**EXERCISE GOAL**
Provide an exact transcription of all the records.

**Collected data**
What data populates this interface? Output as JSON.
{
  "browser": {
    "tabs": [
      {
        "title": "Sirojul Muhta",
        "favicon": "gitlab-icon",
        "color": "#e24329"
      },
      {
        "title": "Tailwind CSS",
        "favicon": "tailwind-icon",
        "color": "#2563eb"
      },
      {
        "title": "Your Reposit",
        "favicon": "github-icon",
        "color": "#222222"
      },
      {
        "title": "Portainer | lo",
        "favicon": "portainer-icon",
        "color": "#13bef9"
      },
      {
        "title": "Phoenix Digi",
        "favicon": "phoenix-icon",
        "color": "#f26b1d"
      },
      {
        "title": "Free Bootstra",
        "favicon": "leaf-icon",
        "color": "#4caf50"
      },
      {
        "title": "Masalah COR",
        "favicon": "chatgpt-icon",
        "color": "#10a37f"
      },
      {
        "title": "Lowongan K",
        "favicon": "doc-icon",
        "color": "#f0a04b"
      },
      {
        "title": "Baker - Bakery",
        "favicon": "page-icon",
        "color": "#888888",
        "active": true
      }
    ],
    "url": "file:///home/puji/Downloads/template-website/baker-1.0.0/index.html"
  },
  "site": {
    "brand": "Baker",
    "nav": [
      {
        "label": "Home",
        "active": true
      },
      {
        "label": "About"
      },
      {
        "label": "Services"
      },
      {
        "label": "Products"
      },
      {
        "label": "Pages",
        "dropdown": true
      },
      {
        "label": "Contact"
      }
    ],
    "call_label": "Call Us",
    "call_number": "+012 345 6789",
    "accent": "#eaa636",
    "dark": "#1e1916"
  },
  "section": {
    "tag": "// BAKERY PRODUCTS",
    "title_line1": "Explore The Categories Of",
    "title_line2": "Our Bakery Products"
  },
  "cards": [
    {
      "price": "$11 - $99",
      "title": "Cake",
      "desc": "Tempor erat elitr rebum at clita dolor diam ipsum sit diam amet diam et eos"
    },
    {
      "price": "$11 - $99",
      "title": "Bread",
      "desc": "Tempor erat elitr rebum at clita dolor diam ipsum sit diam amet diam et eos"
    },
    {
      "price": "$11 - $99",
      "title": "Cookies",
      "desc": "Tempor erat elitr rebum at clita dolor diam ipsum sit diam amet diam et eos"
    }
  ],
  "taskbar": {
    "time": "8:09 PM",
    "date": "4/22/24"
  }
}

**FINISHED TASK**
What data populates this interface? Output as JSON.
{
  "browser": {
    "tabs": [
      {
        "title": "Sirojul Muhta",
        "favicon": "gitlab-icon",
        "color": "#e24329"
      },
      {
        "title": "Tailwind CSS",
        "favicon": "tailwind-icon",
        "color": "#2563eb"
      },
      {
        "title": "Your Reposit",
        "favicon": "github-icon",
        "color": "#222222"
      },
      {
        "title": "Portainer | lo",
        "favicon": "portainer-icon",
        "color": "#13bef9"
      },
      {
        "title": "Phoenix Digi",
        "favicon": "phoenix-icon",
        "color": "#f26b1d"
      },
      {
        "title": "Free Bootstra",
        "favicon": "leaf-icon",
        "color": "#4caf50"
      },
      {
        "title": "Masalah COR",
        "favicon": "chatgpt-icon",
        "color": "#10a37f"
      },
      {
        "title": "Lowongan K",
        "favicon": "doc-icon",
        "color": "#f0a04b"
      },
      {
        "title": "Baker - Bakery",
        "favicon": "page-icon",
        "color": "#888888",
        "active": true
      }
    ],
    "url": "file:///home/puji/Downloads/template-website/baker-1.0.0/index.html"
  },
  "site": {
    "brand": "Baker",
    "nav": [
      {
        "label": "Home",
        "active": true
      },
      {
        "label": "About"
      },
      {
        "label": "Services"
      },
      {
        "label": "Products"
      },
      {
        "label": "Pages",
        "dropdown": true
      },
      {
        "label": "Contact"
      }
    ],
    "call_label": "Call Us",
    "call_number": "+012 345 6789",
    "accent": "#eaa636",
    "dark": "#1e1916"
  },
  "section": {
    "tag": "// BAKERY PRODUCTS",
    "title_line1": "Explore The Categories Of",
    "title_line2": "Our Bakery Products"
  },
  "cards": [
    {
      "price": "$11 - $99",
      "title": "Cake",
      "desc": "Tempor erat elitr rebum at clita dolor diam ipsum sit diam amet diam et eos"
    },
    {
      "price": "$11 - $99",
      "title": "Bread",
      "desc": "Tempor erat elitr rebum at clita dolor diam ipsum sit diam amet diam et eos"
    },
    {
      "price": "$11 - $99",
      "title": "Cookies",
      "desc": "Tempor erat elitr rebum at clita dolor diam ipsum sit diam amet diam et eos"
    }
  ],
  "taskbar": {
    "time": "8:09 PM",
    "date": "4/22/24"
  }
}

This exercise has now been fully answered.